Rows from a dataset
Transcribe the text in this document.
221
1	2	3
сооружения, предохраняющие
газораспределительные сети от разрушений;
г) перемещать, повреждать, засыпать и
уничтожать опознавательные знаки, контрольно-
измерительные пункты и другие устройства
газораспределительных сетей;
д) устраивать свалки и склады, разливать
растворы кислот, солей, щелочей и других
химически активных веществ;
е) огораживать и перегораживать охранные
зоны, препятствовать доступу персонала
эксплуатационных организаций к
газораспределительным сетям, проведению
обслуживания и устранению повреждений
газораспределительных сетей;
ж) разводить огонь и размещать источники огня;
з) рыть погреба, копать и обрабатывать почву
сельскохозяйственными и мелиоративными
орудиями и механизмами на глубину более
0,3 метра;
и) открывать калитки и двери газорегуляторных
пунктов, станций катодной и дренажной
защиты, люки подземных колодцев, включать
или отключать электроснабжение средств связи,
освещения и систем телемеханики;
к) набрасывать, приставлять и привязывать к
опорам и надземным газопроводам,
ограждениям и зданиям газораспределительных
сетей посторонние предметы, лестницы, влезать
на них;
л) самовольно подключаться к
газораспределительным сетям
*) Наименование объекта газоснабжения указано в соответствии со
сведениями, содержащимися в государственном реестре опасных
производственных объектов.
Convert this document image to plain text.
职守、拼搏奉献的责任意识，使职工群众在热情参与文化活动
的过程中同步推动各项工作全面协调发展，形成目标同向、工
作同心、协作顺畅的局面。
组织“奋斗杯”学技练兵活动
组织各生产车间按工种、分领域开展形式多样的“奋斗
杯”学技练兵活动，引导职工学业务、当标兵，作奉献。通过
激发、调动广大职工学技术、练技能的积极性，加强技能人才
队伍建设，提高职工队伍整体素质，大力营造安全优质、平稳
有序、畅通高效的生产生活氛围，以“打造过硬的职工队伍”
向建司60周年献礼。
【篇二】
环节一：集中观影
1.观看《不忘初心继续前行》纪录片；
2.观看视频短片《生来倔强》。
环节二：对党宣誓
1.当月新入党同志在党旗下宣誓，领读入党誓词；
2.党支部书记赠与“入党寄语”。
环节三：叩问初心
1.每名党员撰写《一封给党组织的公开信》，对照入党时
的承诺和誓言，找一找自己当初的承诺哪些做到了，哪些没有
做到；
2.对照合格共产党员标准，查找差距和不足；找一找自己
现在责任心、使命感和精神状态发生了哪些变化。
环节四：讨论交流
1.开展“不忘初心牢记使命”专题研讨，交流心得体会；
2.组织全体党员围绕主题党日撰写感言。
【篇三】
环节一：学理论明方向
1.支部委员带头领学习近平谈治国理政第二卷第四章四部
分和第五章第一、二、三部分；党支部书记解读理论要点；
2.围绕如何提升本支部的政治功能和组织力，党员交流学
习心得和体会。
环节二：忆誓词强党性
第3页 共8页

Description of the task
Give back all the data exactly as written.

Response below
Transcribe the text in this document.
221
1	2	3
сооружения, предохраняющие
газораспределительные сети от разрушений;
г) перемещать, повреждать, засыпать и
уничтожать опознавательные знаки, контрольно-
измерительные пункты и другие устройства
газораспределительных сетей;
д) устраивать свалки и склады, разливать
растворы кислот, солей, щелочей и других
химически активных веществ;
е) огораживать и перегораживать охранные
зоны, препятствовать доступу персонала
эксплуатационных организаций к
газораспределительным сетям, проведению
обслуживания и устранению повреждений
газораспределительных сетей;
ж) разводить огонь и размещать источники огня;
з) рыть погреба, копать и обрабатывать почву
сельскохозяйственными и мелиоративными
орудиями и механизмами на глубину более
0,3 метра;
и) открывать калитки и двери газорегуляторных
пунктов, станций катодной и дренажной
защиты, люки подземных колодцев, включать
или отключать электроснабжение средств связи,
освещения и систем телемеханики;
к) набрасывать, приставлять и привязывать к
опорам и надземным газопроводам,
ограждениям и зданиям газораспределительных
сетей посторонние предметы, лестницы, влезать
на них;
л) самовольно подключаться к
газораспределительным сетям
*) Наименование объекта газоснабжения указано в соответствии со
сведениями, содержащимися в государственном реестре опасных
производственных объектов.
Convert this document image to plain text.
职守、拼搏奉献的责任意识，使职工群众在热情参与文化活动
的过程中同步推动各项工作全面协调发展，形成目标同向、工
作同心、协作顺畅的局面。
组织“奋斗杯”学技练兵活动
组织各生产车间按工种、分领域开展形式多样的“奋斗
杯”学技练兵活动，引导职工学业务、当标兵，作奉献。通过
激发、调动广大职工学技术、练技能的积极性，加强技能人才
队伍建设，提高职工队伍整体素质，大力营造安全优质、平稳
有序、畅通高效的生产生活氛围，以“打造过硬的职工队伍”
向建司60周年献礼。
【篇二】
环节一：集中观影
1.观看《不忘初心继续前行》纪录片；
2.观看视频短片《生来倔强》。
环节二：对党宣誓
1.当月新入党同志在党旗下宣誓，领读入党誓词；
2.党支部书记赠与“入党寄语”。
环节三：叩问初心
1.每名党员撰写《一封给党组织的公开信》，对照入党时
的承诺和誓言，找一找自己当初的承诺哪些做到了，哪些没有
做到；
2.对照合格共产党员标准，查找差距和不足；找一找自己
现在责任心、使命感和精神状态发生了哪些变化。
环节四：讨论交流
1.开展“不忘初心牢记使命”专题研讨，交流心得体会；
2.组织全体党员围绕主题党日撰写感言。
【篇三】
环节一：学理论明方向
1.支部委员带头领学习近平谈治国理政第二卷第四章四部
分和第五章第一、二、三部分；党支部书记解读理论要点；
2.围绕如何提升本支部的政治功能和组织力，党员交流学
习心得和体会。
环节二：忆誓词强党性
第3页 共8页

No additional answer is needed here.